Reproduce each record below exactly as written.

━━━━━━━━━━━━━━━━━━━━━━━━━━━━━━

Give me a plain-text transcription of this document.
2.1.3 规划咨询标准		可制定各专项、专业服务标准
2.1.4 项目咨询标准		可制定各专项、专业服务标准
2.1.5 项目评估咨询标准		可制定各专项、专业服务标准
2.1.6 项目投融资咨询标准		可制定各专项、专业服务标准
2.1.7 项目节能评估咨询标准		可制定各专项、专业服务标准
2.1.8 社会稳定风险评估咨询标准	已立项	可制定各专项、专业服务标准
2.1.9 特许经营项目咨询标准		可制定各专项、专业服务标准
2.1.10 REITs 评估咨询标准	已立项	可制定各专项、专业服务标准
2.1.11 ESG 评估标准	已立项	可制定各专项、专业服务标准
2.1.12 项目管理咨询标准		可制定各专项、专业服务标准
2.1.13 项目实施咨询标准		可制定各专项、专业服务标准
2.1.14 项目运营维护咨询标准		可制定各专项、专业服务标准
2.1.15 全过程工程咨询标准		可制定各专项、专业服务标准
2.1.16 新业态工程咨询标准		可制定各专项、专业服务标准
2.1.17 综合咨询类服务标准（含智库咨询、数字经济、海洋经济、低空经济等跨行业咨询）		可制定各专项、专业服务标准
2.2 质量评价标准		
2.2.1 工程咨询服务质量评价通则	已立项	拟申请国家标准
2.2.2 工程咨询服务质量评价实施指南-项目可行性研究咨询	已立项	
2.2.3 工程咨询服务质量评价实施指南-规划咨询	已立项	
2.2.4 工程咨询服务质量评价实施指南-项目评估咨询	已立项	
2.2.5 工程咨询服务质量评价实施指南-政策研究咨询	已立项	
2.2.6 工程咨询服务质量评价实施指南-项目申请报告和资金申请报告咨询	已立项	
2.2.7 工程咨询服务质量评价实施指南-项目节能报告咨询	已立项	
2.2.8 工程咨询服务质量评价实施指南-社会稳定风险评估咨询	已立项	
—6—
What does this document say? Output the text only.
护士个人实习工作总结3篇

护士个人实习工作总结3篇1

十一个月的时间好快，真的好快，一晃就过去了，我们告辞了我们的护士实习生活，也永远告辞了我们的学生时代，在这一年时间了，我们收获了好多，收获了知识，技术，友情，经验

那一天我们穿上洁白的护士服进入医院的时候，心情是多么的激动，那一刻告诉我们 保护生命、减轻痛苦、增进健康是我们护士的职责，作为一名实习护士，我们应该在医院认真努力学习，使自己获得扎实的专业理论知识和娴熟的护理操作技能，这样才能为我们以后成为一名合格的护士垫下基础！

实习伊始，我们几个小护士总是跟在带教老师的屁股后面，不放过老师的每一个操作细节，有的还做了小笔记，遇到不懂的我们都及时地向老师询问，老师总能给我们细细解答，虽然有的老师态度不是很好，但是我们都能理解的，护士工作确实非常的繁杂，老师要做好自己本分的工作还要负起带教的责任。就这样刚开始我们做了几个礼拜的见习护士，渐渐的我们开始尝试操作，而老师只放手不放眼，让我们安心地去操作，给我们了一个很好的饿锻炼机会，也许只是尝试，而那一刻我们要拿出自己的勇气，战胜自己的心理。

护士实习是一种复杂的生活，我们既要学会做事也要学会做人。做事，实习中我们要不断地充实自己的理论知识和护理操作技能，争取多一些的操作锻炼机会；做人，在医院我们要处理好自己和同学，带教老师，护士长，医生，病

━━━━━━━━━━━━━━━━━━━━━━━━━━━━━━

ANSWER TO THIS EXERCISE
Give me a plain-text transcription of this document.
2.1.3 规划咨询标准		可制定各专项、专业服务标准
2.1.4 项目咨询标准		可制定各专项、专业服务标准
2.1.5 项目评估咨询标准		可制定各专项、专业服务标准
2.1.6 项目投融资咨询标准		可制定各专项、专业服务标准
2.1.7 项目节能评估咨询标准		可制定各专项、专业服务标准
2.1.8 社会稳定风险评估咨询标准	已立项	可制定各专项、专业服务标准
2.1.9 特许经营项目咨询标准		可制定各专项、专业服务标准
2.1.10 REITs 评估咨询标准	已立项	可制定各专项、专业服务标准
2.1.11 ESG 评估标准	已立项	可制定各专项、专业服务标准
2.1.12 项目管理咨询标准		可制定各专项、专业服务标准
2.1.13 项目实施咨询标准		可制定各专项、专业服务标准
2.1.14 项目运营维护咨询标准		可制定各专项、专业服务标准
2.1.15 全过程工程咨询标准		可制定各专项、专业服务标准
2.1.16 新业态工程咨询标准		可制定各专项、专业服务标准
2.1.17 综合咨询类服务标准（含智库咨询、数字经济、海洋经济、低空经济等跨行业咨询）		可制定各专项、专业服务标准
2.2 质量评价标准		
2.2.1 工程咨询服务质量评价通则	已立项	拟申请国家标准
2.2.2 工程咨询服务质量评价实施指南-项目可行性研究咨询	已立项	
2.2.3 工程咨询服务质量评价实施指南-规划咨询	已立项	
2.2.4 工程咨询服务质量评价实施指南-项目评估咨询	已立项	
2.2.5 工程咨询服务质量评价实施指南-政策研究咨询	已立项	
2.2.6 工程咨询服务质量评价实施指南-项目申请报告和资金申请报告咨询	已立项	
2.2.7 工程咨询服务质量评价实施指南-项目节能报告咨询	已立项	
2.2.8 工程咨询服务质量评价实施指南-社会稳定风险评估咨询	已立项	
—6—
What does this document say? Output the text only.
护士个人实习工作总结3篇

护士个人实习工作总结3篇1

十一个月的时间好快，真的好快，一晃就过去了，我们告辞了我们的护士实习生活，也永远告辞了我们的学生时代，在这一年时间了，我们收获了好多，收获了知识，技术，友情，经验

那一天我们穿上洁白的护士服进入医院的时候，心情是多么的激动，那一刻告诉我们 保护生命、减轻痛苦、增进健康是我们护士的职责，作为一名实习护士，我们应该在医院认真努力学习，使自己获得扎实的专业理论知识和娴熟的护理操作技能，这样才能为我们以后成为一名合格的护士垫下基础！

实习伊始，我们几个小护士总是跟在带教老师的屁股后面，不放过老师的每一个操作细节，有的还做了小笔记，遇到不懂的我们都及时地向老师询问，老师总能给我们细细解答，虽然有的老师态度不是很好，但是我们都能理解的，护士工作确实非常的繁杂，老师要做好自己本分的工作还要负起带教的责任。就这样刚开始我们做了几个礼拜的见习护士，渐渐的我们开始尝试操作，而老师只放手不放眼，让我们安心地去操作，给我们了一个很好的饿锻炼机会，也许只是尝试，而那一刻我们要拿出自己的勇气，战胜自己的心理。

护士实习是一种复杂的生活，我们既要学会做事也要学会做人。做事，实习中我们要不断地充实自己的理论知识和护理操作技能，争取多一些的操作锻炼机会；做人，在医院我们要处理好自己和同学，带教老师，护士长，医生，病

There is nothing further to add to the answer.